**Passage to read:**
--- Start ---
# The Ubuntu Forum Community > Ubuntu Specialised Support > Ubuntu Development Version > [SOLVED] Where are the preferences in gedit?

## JRV

Gedit is missing the Edit=>Preferences menu item in Ubuntu 13.10 64 bit.
How do I turn the word wrap off/on?

[IMG]scc.net/~jrv/FTRANS/Screenshot-gedit.png[/IMG]

----------


## mc4man

Nothings changed here - it's in the app menu > edit > preferences.
Can also be accessed in dconf-editor (no longer default installed), org.gnome.gedit.preferences.editor wrap-mode

----------


## JRV

The menu > edit > preferences shows if you are using global menus.
If you are not using global menus it does not show.

----------


## mc4man

> The menu > edit > preferences shows if you are using global menus.
> If you are not using global menus it does not show.
--- End ---
**Raw data:**
--- Start ---
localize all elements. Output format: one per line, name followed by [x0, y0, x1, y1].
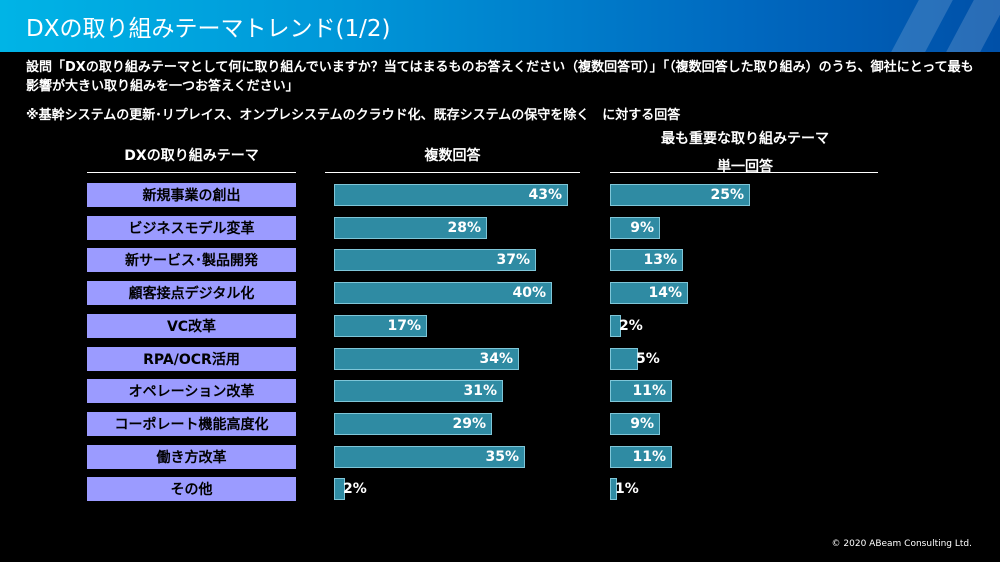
--- End ---
--- Start ---
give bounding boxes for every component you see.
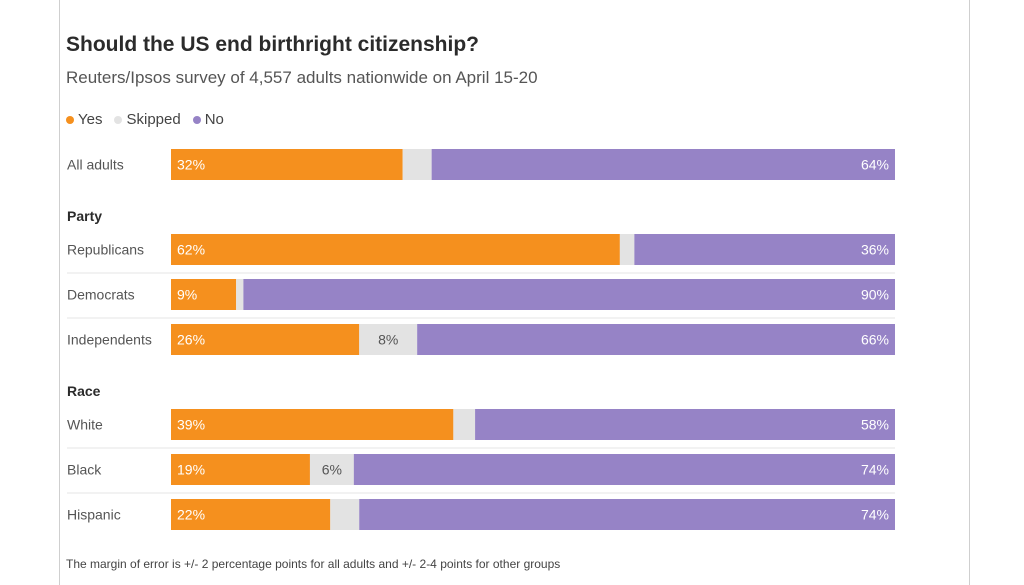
--- End ---
**Problem description:**
Copy the gedit forum thread from "How do I turn" up to and including "edit > preferences.", substituting "line numbering" for "word wrap".

**Worked solution:**
How do I turn the line numbering off/on?

[IMG]scc.net/~jrv/FTRANS/Screenshot-gedit.png[/IMG]

----------


## mc4man

Nothings changed here - it's in the app menu > edit > preferences.